▸ Required task: Check each line of the listing, and copy it if it contains the word "соответствии".

▸ The data:
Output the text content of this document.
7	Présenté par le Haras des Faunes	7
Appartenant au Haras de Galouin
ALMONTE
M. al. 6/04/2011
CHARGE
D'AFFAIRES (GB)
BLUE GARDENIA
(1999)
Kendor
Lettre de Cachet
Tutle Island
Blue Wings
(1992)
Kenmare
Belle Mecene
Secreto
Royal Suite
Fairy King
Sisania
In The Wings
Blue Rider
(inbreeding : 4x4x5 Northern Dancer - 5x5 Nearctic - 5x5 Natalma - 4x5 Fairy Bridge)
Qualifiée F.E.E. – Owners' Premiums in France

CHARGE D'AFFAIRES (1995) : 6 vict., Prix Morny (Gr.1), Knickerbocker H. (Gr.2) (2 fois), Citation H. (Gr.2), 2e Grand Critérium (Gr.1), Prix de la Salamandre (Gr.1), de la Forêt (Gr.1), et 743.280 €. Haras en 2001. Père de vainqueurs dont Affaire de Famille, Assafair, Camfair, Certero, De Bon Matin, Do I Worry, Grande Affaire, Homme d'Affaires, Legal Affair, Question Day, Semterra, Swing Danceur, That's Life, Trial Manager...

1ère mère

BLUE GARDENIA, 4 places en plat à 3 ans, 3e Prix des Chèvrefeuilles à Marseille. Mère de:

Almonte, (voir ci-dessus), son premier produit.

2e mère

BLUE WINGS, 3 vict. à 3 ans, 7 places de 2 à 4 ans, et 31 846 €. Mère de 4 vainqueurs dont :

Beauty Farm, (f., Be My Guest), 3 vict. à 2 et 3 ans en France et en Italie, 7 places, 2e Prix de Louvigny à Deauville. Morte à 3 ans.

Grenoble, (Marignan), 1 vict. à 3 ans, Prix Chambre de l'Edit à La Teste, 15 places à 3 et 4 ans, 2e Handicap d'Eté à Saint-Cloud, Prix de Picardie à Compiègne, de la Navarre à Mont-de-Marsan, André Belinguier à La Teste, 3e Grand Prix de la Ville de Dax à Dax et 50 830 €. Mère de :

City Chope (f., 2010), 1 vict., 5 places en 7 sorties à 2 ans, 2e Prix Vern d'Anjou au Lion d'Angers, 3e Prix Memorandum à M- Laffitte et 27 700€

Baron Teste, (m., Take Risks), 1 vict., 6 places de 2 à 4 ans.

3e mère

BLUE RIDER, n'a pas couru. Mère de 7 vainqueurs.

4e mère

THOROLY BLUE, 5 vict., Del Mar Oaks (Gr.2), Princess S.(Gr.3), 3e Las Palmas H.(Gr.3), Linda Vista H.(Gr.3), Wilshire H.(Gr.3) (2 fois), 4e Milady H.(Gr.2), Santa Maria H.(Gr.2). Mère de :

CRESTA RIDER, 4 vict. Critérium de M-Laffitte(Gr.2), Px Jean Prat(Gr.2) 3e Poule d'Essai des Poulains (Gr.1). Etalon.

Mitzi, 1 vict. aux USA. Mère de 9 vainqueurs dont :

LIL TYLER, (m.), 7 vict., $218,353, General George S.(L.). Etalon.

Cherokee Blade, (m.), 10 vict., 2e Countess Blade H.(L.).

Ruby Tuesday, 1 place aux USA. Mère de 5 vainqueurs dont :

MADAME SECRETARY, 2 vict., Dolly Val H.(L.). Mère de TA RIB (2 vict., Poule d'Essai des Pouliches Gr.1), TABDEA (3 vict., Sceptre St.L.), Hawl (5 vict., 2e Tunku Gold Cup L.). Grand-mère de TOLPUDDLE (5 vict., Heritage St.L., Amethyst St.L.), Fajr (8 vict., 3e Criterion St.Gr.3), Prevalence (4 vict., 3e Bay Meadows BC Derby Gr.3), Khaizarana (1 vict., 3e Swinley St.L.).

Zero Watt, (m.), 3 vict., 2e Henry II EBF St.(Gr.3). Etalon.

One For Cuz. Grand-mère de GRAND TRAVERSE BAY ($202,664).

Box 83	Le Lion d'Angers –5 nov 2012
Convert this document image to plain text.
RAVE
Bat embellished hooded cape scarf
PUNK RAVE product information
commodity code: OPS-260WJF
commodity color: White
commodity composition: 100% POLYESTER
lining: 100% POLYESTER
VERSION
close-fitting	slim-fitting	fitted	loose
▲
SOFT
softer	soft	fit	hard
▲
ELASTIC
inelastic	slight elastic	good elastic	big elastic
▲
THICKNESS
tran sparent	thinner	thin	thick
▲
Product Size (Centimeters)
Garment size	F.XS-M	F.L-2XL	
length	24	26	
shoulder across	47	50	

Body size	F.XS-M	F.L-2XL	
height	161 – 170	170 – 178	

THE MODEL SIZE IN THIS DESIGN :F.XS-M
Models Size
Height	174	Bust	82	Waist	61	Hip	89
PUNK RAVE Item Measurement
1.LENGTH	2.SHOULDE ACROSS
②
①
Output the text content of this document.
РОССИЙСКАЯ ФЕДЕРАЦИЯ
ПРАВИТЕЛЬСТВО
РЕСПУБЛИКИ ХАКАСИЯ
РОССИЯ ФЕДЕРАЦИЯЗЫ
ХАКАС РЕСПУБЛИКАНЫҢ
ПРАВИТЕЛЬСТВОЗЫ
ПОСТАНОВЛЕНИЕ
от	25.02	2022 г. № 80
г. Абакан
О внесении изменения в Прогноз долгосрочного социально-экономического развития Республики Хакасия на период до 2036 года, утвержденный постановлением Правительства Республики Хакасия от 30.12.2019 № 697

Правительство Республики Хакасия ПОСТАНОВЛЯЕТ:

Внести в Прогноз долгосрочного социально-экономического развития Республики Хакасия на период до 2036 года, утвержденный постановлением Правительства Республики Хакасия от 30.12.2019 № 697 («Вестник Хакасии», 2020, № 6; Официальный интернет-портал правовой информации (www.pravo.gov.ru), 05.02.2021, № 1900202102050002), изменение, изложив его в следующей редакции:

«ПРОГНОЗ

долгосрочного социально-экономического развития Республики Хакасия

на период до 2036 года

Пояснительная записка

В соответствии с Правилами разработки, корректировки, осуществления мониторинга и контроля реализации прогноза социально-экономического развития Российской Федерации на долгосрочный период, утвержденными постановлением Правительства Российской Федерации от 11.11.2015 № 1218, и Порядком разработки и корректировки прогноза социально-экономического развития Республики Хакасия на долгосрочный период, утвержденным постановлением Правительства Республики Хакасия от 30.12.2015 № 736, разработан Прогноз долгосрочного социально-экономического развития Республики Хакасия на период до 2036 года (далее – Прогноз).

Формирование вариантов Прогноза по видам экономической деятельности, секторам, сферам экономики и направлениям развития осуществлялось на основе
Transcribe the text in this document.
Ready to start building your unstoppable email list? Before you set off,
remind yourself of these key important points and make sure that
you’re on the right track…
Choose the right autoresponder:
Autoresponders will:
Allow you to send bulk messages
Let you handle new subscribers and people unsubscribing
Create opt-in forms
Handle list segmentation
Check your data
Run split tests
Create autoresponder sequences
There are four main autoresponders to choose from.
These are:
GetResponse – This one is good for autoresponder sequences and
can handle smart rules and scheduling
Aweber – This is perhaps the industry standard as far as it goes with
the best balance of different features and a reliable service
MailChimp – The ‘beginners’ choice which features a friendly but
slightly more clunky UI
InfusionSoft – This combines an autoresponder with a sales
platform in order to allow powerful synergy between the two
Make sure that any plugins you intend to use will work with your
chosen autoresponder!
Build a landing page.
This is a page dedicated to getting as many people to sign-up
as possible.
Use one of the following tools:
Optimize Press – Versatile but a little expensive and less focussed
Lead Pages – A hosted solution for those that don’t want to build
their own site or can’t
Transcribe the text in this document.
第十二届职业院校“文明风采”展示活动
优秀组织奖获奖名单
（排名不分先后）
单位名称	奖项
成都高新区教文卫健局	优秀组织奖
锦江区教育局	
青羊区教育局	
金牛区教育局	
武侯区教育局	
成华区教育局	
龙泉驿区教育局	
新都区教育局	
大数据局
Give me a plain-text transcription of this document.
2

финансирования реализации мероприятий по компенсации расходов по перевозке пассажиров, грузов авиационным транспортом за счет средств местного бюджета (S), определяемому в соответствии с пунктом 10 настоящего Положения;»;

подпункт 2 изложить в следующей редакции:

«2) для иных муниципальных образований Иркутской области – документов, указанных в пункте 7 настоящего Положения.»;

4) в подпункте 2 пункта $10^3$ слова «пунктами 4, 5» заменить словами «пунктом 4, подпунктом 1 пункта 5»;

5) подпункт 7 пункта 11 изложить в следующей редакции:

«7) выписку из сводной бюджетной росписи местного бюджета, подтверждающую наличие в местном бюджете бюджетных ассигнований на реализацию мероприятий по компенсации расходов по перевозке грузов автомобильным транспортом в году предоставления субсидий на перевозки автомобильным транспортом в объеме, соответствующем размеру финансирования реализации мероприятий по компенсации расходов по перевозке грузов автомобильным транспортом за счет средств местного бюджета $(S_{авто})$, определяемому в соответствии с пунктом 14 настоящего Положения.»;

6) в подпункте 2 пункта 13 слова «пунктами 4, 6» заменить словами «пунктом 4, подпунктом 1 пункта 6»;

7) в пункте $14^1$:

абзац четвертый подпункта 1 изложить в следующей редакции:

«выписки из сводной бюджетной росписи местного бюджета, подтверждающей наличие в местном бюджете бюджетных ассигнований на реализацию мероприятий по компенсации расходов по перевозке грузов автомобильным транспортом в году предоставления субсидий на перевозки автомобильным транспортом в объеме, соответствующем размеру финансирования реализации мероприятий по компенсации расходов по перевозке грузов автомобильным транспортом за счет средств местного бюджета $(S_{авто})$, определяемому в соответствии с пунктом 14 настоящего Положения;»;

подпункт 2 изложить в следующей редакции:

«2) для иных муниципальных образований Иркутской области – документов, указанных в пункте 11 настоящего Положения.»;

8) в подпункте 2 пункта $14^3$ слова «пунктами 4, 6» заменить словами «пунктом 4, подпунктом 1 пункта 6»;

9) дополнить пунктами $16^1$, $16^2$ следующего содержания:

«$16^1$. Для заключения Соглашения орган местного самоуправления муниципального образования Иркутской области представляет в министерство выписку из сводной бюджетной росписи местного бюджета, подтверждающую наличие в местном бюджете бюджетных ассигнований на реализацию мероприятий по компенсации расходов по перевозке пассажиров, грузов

▸ Answer to the task:
В соответствии с Правилами разработки, корректировки, осуществления мониторинга и контроля реализации прогноза социально-экономического развития Российской Федерации на долгосрочный период, утвержденными постановлением Правительства Российской Федерации от 11.11.2015 № 1218, и Порядком разработки и корректировки прогноза социально-экономического развития Республики Хакасия на долгосрочный период, утвержденным постановлением Правительства Республики Хакасия от 30.12.2015 № 736, разработан Прогноз долгосрочного социально-экономического развития Республики Хакасия на период до 2036 года (далее – Прогноз).
финансирования реализации мероприятий по компенсации расходов по перевозке пассажиров, грузов авиационным транспортом за счет средств местного бюджета (S), определяемому в соответствии с пунктом 10 настоящего Положения;»;
«7) выписку из сводной бюджетной росписи местного бюджета, подтверждающую наличие в местном бюджете бюджетных ассигнований на реализацию мероприятий по компенсации расходов по перевозке грузов автомобильным транспортом в году предоставления субсидий на перевозки автомобильным транспортом в объеме, соответствующем размеру финансирования реализации мероприятий по компенсации расходов по перевозке грузов автомобильным транспортом за счет средств местного бюджета $(S_{авто})$, определяемому в соответствии с пунктом 14 настоящего Положения.»;
«выписки из сводной бюджетной росписи местного бюджета, подтверждающей наличие в местном бюджете бюджетных ассигнований на реализацию мероприятий по компенсации расходов по перевозке грузов автомобильным транспортом в году предоставления субсидий на перевозки автомобильным транспортом в объеме, соответствующем размеру финансирования реализации мероприятий по компенсации расходов по перевозке грузов автомобильным транспортом за счет средств местного бюджета $(S_{авто})$, определяемому в соответствии с пунктом 14 настоящего Положения;»;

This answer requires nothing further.